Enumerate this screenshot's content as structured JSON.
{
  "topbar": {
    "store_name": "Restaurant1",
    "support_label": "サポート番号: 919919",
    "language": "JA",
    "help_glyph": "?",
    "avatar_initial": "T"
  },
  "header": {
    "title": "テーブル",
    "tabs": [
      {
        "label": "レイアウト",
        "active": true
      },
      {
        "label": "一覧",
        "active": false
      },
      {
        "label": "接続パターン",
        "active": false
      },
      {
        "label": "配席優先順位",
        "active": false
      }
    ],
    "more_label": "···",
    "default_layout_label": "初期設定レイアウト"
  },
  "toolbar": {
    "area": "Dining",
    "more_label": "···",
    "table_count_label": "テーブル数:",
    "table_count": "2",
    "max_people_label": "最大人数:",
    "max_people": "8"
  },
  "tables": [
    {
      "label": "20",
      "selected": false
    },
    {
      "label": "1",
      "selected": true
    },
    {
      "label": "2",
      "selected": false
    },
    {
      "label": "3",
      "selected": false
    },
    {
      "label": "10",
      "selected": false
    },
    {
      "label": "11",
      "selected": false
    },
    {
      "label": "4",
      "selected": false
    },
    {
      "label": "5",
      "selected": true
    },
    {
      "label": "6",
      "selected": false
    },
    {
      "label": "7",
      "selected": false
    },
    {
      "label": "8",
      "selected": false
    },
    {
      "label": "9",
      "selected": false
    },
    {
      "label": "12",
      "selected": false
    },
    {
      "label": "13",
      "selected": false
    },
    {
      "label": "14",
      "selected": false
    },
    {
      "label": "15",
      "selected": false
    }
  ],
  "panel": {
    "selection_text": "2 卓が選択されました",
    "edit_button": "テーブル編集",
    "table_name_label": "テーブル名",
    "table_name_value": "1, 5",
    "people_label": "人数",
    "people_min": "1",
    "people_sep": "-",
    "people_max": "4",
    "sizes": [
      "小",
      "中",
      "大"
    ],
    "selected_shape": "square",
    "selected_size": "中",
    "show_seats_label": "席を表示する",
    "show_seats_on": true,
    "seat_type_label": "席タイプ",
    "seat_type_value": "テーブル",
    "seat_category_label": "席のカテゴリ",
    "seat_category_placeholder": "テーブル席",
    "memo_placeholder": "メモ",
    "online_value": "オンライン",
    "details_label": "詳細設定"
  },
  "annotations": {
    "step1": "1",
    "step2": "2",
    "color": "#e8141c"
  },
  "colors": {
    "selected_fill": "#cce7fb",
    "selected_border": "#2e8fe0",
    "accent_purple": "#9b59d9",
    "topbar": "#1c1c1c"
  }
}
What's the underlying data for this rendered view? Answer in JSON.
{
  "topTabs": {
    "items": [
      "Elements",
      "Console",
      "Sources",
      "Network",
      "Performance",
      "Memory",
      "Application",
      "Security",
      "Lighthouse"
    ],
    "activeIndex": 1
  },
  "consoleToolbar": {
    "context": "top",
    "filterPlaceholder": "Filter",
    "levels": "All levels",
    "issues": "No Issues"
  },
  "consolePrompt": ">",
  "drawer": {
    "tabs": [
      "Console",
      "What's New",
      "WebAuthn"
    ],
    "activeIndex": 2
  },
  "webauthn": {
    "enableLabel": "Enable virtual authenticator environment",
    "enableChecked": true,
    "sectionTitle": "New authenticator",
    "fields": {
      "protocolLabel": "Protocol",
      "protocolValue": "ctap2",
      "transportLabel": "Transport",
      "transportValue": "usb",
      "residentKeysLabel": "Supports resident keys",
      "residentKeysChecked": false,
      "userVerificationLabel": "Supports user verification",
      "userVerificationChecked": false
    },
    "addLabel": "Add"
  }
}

§ Problem description
Pick each line holding the word "Supports" out of the listing.

§ Response to the exercise
      "residentKeysLabel": "Supports resident keys",
      "userVerificationLabel": "Supports user verification",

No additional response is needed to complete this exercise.